_Exercise objective_:
Reproduce the part of the records that opens with the line containing "88, 150, 107]" and closes with the line containing "312, 1325, 374]", swapping "bear-candle" for "red-candle" and leaving everything else unchanged.

_Records for processing_:
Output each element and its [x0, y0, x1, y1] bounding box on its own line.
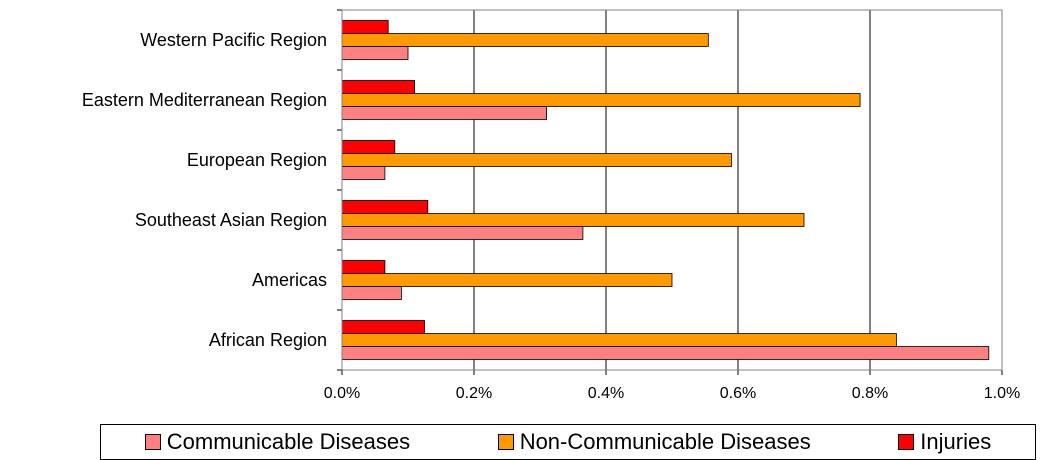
category-label: European Region — [187, 150, 327, 170]
legend: Communicable Diseases Non-Communicable D… — [100, 424, 1036, 460]
legend-swatch-communicable — [144, 434, 161, 450]
bar-non-communicable-diseases — [341, 333, 897, 347]
x-tick-label: 0.8% — [852, 385, 888, 402]
x-tick-label: 0.6% — [720, 385, 756, 402]
bar-non-communicable-diseases — [341, 213, 805, 227]
bar-communicable-diseases — [341, 166, 386, 180]
category-label: Southeast Asian Region — [135, 210, 327, 230]
bar-non-communicable-diseases — [341, 153, 732, 167]
bar-injuries — [341, 260, 386, 274]
x-tick-label: 0.4% — [588, 385, 624, 402]
bar-injuries — [341, 20, 389, 34]
category-label: Americas — [252, 270, 327, 290]
bars — [341, 20, 990, 360]
bar-communicable-diseases — [341, 106, 548, 120]
category-label: Western Pacific Region — [140, 30, 327, 50]
bar-communicable-diseases — [341, 286, 402, 300]
bar-non-communicable-diseases — [341, 273, 673, 287]
legend-label-injuries: Injuries — [920, 429, 992, 454]
bar-non-communicable-diseases — [341, 33, 709, 47]
legend-item-injuries: Injuries — [898, 429, 991, 455]
bar-non-communicable-diseases — [341, 93, 861, 107]
bar-chart: Western Pacific Region Eastern Mediterran… — [82, 9, 1020, 402]
legend-item-non-communicable: Non-Communicable Diseases — [497, 429, 811, 455]
bar-communicable-diseases — [341, 226, 584, 240]
x-tick-label: 0.2% — [456, 385, 492, 402]
x-tick-label: 0.0% — [324, 385, 360, 402]
legend-label-non-communicable: Non-Communicable Diseases — [519, 429, 811, 454]
gridlines — [337, 9, 1003, 375]
bar-communicable-diseases — [341, 346, 990, 360]
category-labels: Western Pacific Region Eastern Mediterran… — [82, 30, 327, 350]
x-tick-label: 1.0% — [984, 385, 1020, 402]
legend-swatch-injuries — [898, 434, 915, 450]
plot-area-frame — [341, 9, 1003, 371]
bar-communicable-diseases — [341, 46, 409, 60]
bar-injuries — [341, 80, 415, 94]
legend-swatch-non-communicable — [497, 434, 514, 450]
category-label: African Region — [209, 330, 327, 350]
legend-item-communicable: Communicable Diseases — [144, 429, 411, 455]
category-label: Eastern Mediterranean Region — [82, 90, 327, 110]
x-tick-labels: 0.0% 0.2% 0.4% 0.6% 0.8% 1.0% — [324, 385, 1020, 402]
bar-injuries — [341, 140, 396, 154]
bar-injuries — [341, 320, 425, 334]
bar-injuries — [341, 200, 429, 214]
legend-label-communicable: Communicable Diseases — [166, 429, 411, 454]
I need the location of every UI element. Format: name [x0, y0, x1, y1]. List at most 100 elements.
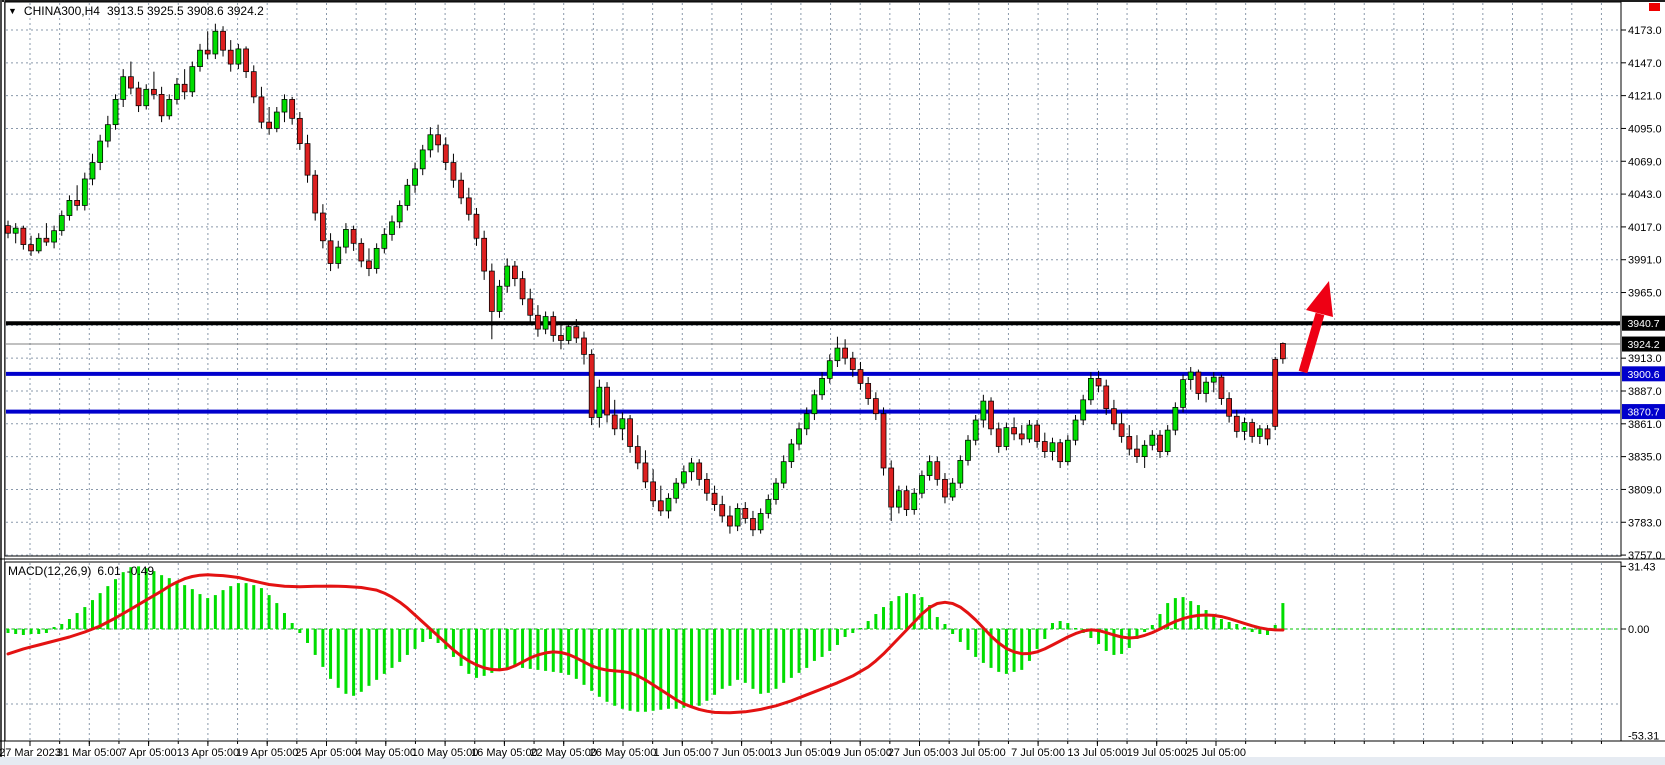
bull-candle	[143, 88, 150, 107]
macd-histogram-bar	[275, 603, 279, 629]
bear-candle	[204, 49, 211, 55]
bull-candle	[504, 265, 511, 287]
bull-candle	[949, 482, 956, 498]
bear-candle	[719, 504, 726, 517]
macd-histogram-bar	[828, 629, 832, 651]
macd-histogram-bar	[75, 613, 79, 629]
bull-candle	[734, 507, 741, 527]
bull-candle	[496, 285, 503, 312]
bear-candle	[657, 500, 664, 512]
bull-candle	[1180, 379, 1186, 408]
bear-candle	[1034, 424, 1040, 442]
macd-histogram-bar	[390, 629, 394, 668]
bull-candle	[811, 394, 818, 415]
macd-histogram-bar	[267, 595, 271, 629]
bull-candle	[97, 140, 104, 163]
macd-histogram-bar	[1196, 605, 1200, 629]
macd-histogram-bar	[958, 629, 962, 642]
bull-candle	[412, 168, 418, 186]
bull-candle	[803, 413, 810, 430]
up-arrow-annotation-shaft[interactable]	[1298, 312, 1325, 374]
macd-histogram-bar	[835, 629, 839, 645]
bear-candle	[888, 467, 895, 508]
time-tick-label: 25 Jul 05:00	[1186, 747, 1246, 759]
macd-histogram-bar	[544, 629, 548, 671]
macd-histogram-bar	[567, 629, 571, 675]
macd-histogram-bar	[805, 629, 809, 668]
price-tick-label: 3965.0	[1628, 288, 1662, 300]
time-tick-label: 4 May 05:00	[356, 747, 417, 759]
macd-histogram-bar	[590, 629, 594, 691]
bear-candle	[857, 369, 864, 384]
macd-histogram-bar	[705, 629, 709, 701]
main-pane-border	[4, 1, 1622, 557]
macd-histogram-bar	[1035, 629, 1039, 649]
bear-candle	[1103, 385, 1110, 410]
bear-candle	[20, 227, 27, 245]
time-tick-label: 7 Jun 05:00	[713, 747, 771, 759]
bear-candle	[220, 30, 226, 51]
macd-histogram-bar	[167, 578, 171, 629]
bear-candle	[350, 229, 357, 244]
bull-candle	[343, 229, 349, 248]
bear-candle	[627, 418, 633, 447]
macd-histogram-bar	[37, 629, 41, 634]
macd-histogram-bar	[1097, 629, 1101, 644]
macd-histogram-bar	[766, 629, 770, 693]
bull-candle	[419, 149, 426, 170]
bear-candle	[327, 240, 334, 264]
macd-histogram-bar	[1120, 629, 1124, 654]
bear-candle	[266, 121, 272, 129]
up-arrow-annotation-head[interactable]	[1306, 281, 1333, 317]
macd-histogram-bar	[605, 629, 609, 702]
macd-max-label: 31.43	[1628, 561, 1656, 573]
bear-candle	[988, 400, 994, 430]
bear-candle	[550, 316, 557, 336]
macd-histogram-bar	[858, 628, 862, 630]
macd-histogram-bar	[882, 607, 886, 629]
macd-histogram-bar	[1043, 629, 1047, 639]
price-tick-label: 4173.0	[1628, 25, 1662, 37]
price-tick-label: 3757.0	[1628, 550, 1662, 562]
bear-candle	[158, 93, 165, 117]
price-badge	[1622, 404, 1665, 420]
bull-candle	[688, 462, 695, 473]
bear-candle	[258, 96, 265, 123]
macd-histogram-bar	[236, 583, 240, 629]
bear-candle	[1126, 436, 1133, 450]
macd-histogram-bar	[851, 629, 855, 633]
macd-histogram-bar	[1089, 629, 1093, 638]
macd-histogram-bar	[498, 629, 502, 670]
macd-histogram-bar	[1004, 629, 1008, 674]
chart-title-bar: ▼ CHINA300,H4 3913.5 3925.5 3908.6 3924.…	[8, 4, 264, 18]
price-badge-label: 3940.7	[1627, 318, 1659, 330]
chevron-down-icon[interactable]: ▼	[8, 6, 17, 16]
bull-candle	[765, 499, 772, 514]
bull-candle	[1026, 424, 1033, 440]
macd-histogram-bar	[1258, 629, 1262, 634]
macd-histogram-bar	[306, 629, 310, 643]
bull-candle	[796, 428, 802, 445]
macd-histogram-bar	[259, 588, 263, 629]
macd-histogram-bar	[997, 629, 1001, 672]
bear-candle	[558, 335, 564, 341]
macd-histogram-bar	[889, 601, 893, 629]
macd-histogram-bar	[843, 629, 847, 637]
bull-candle	[273, 111, 280, 129]
macd-histogram-bar	[597, 629, 601, 697]
time-tick-label: 13 Apr 05:00	[177, 747, 239, 759]
price-badge	[1622, 366, 1665, 382]
macd-histogram-bar	[382, 629, 386, 674]
macd-histogram-bar	[1281, 603, 1285, 629]
bear-candle	[1095, 377, 1102, 387]
macd-histogram-bar	[352, 629, 356, 696]
macd-histogram-bar	[206, 598, 210, 629]
price-tick-label: 3783.0	[1628, 517, 1662, 529]
bull-candle	[780, 461, 787, 484]
bull-candle	[773, 482, 779, 500]
bull-candle	[381, 234, 388, 249]
bear-candle	[1280, 343, 1286, 360]
macd-histogram-bar	[1135, 629, 1139, 639]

_Reply to the exercise_:
bull-candle	[143, 88, 150, 107]
macd-histogram-bar	[275, 603, 279, 629]
red-candle	[204, 49, 211, 55]
bull-candle	[504, 265, 511, 287]
bull-candle	[949, 482, 956, 498]
red-candle	[719, 504, 726, 517]
macd-histogram-bar	[828, 629, 832, 651]
macd-histogram-bar	[75, 613, 79, 629]
bull-candle	[734, 507, 741, 527]
bull-candle	[496, 285, 503, 312]
red-candle	[657, 500, 664, 512]
bull-candle	[1180, 379, 1186, 408]
red-candle	[1034, 424, 1040, 442]
macd-histogram-bar	[390, 629, 394, 668]
bull-candle	[811, 394, 818, 415]
macd-histogram-bar	[267, 595, 271, 629]
bull-candle	[97, 140, 104, 163]
macd-histogram-bar	[1196, 605, 1200, 629]
macd-histogram-bar	[958, 629, 962, 642]
bull-candle	[412, 168, 418, 186]
bull-candle	[803, 413, 810, 430]
up-arrow-annotation-shaft[interactable]	[1298, 312, 1325, 374]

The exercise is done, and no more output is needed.